# [Problem to solve]
Output every record word for word.

# [Data records]
+===+
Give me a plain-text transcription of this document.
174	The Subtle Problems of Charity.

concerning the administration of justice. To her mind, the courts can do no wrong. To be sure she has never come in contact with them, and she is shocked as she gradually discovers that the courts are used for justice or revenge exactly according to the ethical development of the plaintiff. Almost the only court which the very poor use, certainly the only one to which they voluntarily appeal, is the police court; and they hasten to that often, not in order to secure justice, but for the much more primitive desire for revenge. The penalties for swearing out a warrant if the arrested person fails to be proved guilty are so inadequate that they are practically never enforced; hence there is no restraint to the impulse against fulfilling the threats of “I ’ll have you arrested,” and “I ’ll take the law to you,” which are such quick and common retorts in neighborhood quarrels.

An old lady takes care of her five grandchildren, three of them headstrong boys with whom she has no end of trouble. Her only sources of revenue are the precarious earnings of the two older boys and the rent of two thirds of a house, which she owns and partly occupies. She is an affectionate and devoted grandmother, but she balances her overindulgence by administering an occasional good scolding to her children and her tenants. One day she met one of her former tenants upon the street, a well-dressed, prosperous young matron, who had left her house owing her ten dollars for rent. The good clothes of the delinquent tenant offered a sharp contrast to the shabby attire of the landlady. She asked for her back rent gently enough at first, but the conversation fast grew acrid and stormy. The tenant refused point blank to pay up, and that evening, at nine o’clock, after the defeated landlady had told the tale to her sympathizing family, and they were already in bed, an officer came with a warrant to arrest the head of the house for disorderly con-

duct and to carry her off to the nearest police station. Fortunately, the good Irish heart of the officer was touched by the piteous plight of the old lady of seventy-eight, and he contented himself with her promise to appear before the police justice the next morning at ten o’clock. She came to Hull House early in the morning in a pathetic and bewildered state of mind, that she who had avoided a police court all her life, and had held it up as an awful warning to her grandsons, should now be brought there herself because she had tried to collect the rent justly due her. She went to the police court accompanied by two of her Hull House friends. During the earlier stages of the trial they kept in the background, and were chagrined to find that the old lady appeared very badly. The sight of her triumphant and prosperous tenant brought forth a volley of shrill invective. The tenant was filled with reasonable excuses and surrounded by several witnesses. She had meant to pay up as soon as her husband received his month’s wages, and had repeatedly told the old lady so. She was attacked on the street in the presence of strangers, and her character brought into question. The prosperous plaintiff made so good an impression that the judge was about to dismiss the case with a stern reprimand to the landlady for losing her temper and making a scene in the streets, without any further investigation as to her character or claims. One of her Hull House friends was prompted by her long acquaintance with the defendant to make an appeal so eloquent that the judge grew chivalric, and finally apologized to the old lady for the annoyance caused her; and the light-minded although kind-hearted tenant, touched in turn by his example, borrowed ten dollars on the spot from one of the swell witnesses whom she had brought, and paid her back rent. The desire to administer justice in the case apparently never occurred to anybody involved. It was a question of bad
+===+
# [Exercise output]
Give me a plain-text transcription of this document.
174	The Subtle Problems of Charity.

concerning the administration of justice. To her mind, the courts can do no wrong. To be sure she has never come in contact with them, and she is shocked as she gradually discovers that the courts are used for justice or revenge exactly according to the ethical development of the plaintiff. Almost the only court which the very poor use, certainly the only one to which they voluntarily appeal, is the police court; and they hasten to that often, not in order to secure justice, but for the much more primitive desire for revenge. The penalties for swearing out a warrant if the arrested person fails to be proved guilty are so inadequate that they are practically never enforced; hence there is no restraint to the impulse against fulfilling the threats of “I ’ll have you arrested,” and “I ’ll take the law to you,” which are such quick and common retorts in neighborhood quarrels.

An old lady takes care of her five grandchildren, three of them headstrong boys with whom she has no end of trouble. Her only sources of revenue are the precarious earnings of the two older boys and the rent of two thirds of a house, which she owns and partly occupies. She is an affectionate and devoted grandmother, but she balances her overindulgence by administering an occasional good scolding to her children and her tenants. One day she met one of her former tenants upon the street, a well-dressed, prosperous young matron, who had left her house owing her ten dollars for rent. The good clothes of the delinquent tenant offered a sharp contrast to the shabby attire of the landlady. She asked for her back rent gently enough at first, but the conversation fast grew acrid and stormy. The tenant refused point blank to pay up, and that evening, at nine o’clock, after the defeated landlady had told the tale to her sympathizing family, and they were already in bed, an officer came with a warrant to arrest the head of the house for disorderly con-

duct and to carry her off to the nearest police station. Fortunately, the good Irish heart of the officer was touched by the piteous plight of the old lady of seventy-eight, and he contented himself with her promise to appear before the police justice the next morning at ten o’clock. She came to Hull House early in the morning in a pathetic and bewildered state of mind, that she who had avoided a police court all her life, and had held it up as an awful warning to her grandsons, should now be brought there herself because she had tried to collect the rent justly due her. She went to the police court accompanied by two of her Hull House friends. During the earlier stages of the trial they kept in the background, and were chagrined to find that the old lady appeared very badly. The sight of her triumphant and prosperous tenant brought forth a volley of shrill invective. The tenant was filled with reasonable excuses and surrounded by several witnesses. She had meant to pay up as soon as her husband received his month’s wages, and had repeatedly told the old lady so. She was attacked on the street in the presence of strangers, and her character brought into question. The prosperous plaintiff made so good an impression that the judge was about to dismiss the case with a stern reprimand to the landlady for losing her temper and making a scene in the streets, without any further investigation as to her character or claims. One of her Hull House friends was prompted by her long acquaintance with the defendant to make an appeal so eloquent that the judge grew chivalric, and finally apologized to the old lady for the annoyance caused her; and the light-minded although kind-hearted tenant, touched in turn by his example, borrowed ten dollars on the spot from one of the swell witnesses whom she had brought, and paid her back rent. The desire to administer justice in the case apparently never occurred to anybody involved. It was a question of bad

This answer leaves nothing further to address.